# LES CONSIGNES
A. Recopiez mot pour mot le passage du texte sur le génocide des Tutsi qui s'ouvre sur les mots « Le génocide des Tutsi du Rwanda a été plusieurs » et se clôt sur « justice de l’ONU. ».
B. Relevez toutes les années citées dans le texte sur le génocide des Tutsi, en ne mentionnant chacune qu'une seule fois.

+++ TEXTE +++

Le génocide des Tutsi du Rwanda a été plusieurs fois prononcé par les autorités politiques Rwandaises depuis 1963 dans le discours de l’ancien Président Grégoire Kayibanda.
Le génocide des Tutsi du Rwanda a été prononcé par le Président Juvénal Habyarimana le 30 octobre 1990. Juste avant que le FPR ne commence la guérilla, le Président Habyarimana dans son discours a dit qu’il vengera ses hommes. Venger ses hommes qui sont morts au front. Sur qui allait-il les venger ? Sur des innocents. Le Kinyarwanda étant une langue pleine de métaphores, nous avons été sans doute les seuls à comprendre.
Cela a commencé par les massacres des Tutsi de Byumba organisé par le pouvoir Habyarimana, dès l’attaque du FPR en octobre 1990. Ceux-ci été suivis par le massacre des Bagogwe en 1991 et 1992, dont on ne parle même pas car ils ne sont pas concernés par la justice de l’ONU.
Au 5 octobre 1990, vous vous souviendrez des milliers de Tutsi qui ont été arrêtés jusqu’aux étudiants dans les écoles. À Nyamirambo, les personnes ont été arrêtées, torturées, parquées dans le stade régional, ils y mangeaient de l’herbe. Nos familles ont mangé de l’herbe pour survivre à ces arrestations arbitraires. J’ai difficile à l’oublier.

+++ DONNÉES EXTRAITES +++

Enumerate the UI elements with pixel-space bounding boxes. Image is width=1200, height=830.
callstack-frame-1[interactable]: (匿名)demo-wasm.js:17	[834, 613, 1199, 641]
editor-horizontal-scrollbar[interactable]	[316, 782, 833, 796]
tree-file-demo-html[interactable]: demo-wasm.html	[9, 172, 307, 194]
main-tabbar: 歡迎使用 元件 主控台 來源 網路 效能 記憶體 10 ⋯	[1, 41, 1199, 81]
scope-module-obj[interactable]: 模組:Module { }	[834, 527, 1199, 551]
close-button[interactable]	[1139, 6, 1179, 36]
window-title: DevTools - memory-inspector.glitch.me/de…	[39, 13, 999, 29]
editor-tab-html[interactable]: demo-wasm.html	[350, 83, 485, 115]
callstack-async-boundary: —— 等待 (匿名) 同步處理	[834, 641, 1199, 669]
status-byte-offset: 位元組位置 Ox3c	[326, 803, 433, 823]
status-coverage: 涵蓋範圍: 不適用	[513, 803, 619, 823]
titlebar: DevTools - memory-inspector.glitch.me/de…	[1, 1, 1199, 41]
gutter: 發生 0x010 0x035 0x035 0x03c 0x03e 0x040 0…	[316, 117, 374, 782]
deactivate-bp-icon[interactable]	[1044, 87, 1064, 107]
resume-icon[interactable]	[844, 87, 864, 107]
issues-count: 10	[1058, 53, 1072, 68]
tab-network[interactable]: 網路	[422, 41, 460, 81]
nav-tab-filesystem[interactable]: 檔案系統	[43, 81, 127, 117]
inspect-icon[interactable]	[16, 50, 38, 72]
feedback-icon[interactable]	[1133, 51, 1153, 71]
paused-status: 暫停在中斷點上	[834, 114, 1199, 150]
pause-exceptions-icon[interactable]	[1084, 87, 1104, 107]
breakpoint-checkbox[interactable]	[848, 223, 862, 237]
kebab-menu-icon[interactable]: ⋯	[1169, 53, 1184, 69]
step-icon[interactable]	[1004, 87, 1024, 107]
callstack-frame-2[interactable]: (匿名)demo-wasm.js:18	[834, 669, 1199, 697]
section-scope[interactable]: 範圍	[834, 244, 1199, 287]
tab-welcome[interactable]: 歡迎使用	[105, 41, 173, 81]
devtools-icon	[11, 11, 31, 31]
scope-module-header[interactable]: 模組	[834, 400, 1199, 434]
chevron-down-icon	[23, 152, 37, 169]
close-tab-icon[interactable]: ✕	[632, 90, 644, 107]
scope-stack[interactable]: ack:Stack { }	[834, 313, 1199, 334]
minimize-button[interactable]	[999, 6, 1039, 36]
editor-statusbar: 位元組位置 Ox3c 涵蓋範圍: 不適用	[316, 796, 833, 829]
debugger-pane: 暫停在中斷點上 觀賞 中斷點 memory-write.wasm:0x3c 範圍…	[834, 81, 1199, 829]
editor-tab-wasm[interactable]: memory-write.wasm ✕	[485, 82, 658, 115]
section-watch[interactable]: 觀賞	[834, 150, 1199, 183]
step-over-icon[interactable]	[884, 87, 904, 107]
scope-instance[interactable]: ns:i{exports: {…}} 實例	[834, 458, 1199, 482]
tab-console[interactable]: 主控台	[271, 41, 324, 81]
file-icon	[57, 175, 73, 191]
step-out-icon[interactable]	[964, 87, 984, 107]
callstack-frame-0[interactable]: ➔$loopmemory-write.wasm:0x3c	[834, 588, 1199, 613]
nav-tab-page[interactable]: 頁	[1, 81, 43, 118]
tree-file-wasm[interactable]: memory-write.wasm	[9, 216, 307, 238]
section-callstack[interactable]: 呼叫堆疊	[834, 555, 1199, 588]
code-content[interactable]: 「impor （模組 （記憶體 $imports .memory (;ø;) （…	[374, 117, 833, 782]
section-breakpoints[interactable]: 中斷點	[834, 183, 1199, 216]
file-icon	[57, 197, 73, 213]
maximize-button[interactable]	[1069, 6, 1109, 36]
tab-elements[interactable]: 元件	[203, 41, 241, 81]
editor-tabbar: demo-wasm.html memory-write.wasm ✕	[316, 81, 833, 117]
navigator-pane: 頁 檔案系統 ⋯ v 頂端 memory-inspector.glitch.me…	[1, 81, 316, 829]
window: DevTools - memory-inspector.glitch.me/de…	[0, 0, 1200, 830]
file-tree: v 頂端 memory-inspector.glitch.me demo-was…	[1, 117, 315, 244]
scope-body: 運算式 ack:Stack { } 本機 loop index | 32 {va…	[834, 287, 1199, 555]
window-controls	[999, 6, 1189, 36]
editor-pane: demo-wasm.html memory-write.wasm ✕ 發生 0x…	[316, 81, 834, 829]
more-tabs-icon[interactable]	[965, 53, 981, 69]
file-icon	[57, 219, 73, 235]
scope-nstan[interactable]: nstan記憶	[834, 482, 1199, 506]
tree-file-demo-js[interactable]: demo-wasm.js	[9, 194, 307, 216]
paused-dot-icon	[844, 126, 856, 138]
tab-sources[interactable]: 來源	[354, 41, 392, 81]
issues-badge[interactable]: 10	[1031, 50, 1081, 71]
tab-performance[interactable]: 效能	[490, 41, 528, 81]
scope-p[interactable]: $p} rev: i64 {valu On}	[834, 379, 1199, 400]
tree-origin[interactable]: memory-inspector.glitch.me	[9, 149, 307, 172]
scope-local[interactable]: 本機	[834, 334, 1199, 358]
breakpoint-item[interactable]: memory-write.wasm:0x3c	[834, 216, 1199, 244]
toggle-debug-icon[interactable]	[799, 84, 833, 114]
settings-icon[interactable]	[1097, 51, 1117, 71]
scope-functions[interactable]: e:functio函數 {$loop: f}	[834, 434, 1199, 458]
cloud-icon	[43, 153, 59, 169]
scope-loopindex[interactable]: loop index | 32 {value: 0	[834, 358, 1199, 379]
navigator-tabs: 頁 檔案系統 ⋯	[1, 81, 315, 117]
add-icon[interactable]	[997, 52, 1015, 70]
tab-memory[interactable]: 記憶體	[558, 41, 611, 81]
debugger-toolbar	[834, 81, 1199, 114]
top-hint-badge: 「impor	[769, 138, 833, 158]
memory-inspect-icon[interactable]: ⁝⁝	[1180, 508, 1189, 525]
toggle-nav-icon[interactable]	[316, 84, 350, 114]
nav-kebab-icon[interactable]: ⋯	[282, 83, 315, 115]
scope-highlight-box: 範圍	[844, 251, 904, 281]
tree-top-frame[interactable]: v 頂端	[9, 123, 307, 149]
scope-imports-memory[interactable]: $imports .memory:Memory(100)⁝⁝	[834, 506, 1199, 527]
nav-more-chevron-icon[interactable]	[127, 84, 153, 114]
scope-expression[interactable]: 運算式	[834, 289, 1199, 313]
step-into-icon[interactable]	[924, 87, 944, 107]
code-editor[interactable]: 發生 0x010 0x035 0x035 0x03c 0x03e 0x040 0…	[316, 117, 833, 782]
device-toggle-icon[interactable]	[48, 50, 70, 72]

+++

# EXERCICE CORRIGÉ
A.
Le génocide des Tutsi du Rwanda a été plusieurs fois prononcé par les autorités politiques Rwandaises depuis 1963 dans le discours de l’ancien Président Grégoire Kayibanda.
Le génocide des Tutsi du Rwanda a été prononcé par le Président Juvénal Habyarimana le 30 octobre 1990. Juste avant que le FPR ne commence la guérilla, le Président Habyarimana dans son discours a dit qu’il vengera ses hommes. Venger ses hommes qui sont morts au front. Sur qui allait-il les venger ? Sur des innocents. Le Kinyarwanda étant une langue pleine de métaphores, nous avons été sans doute les seuls à comprendre.
Cela a commencé par les massacres des Tutsi de Byumba organisé par le pouvoir Habyarimana, dès l’attaque du FPR en octobre 1990. Ceux-ci été suivis par le massacre des Bagogwe en 1991 et 1992, dont on ne parle même pas car ils ne sont pas concernés par la justice de l’ONU.

B. 1963, 1990, 1991, 1992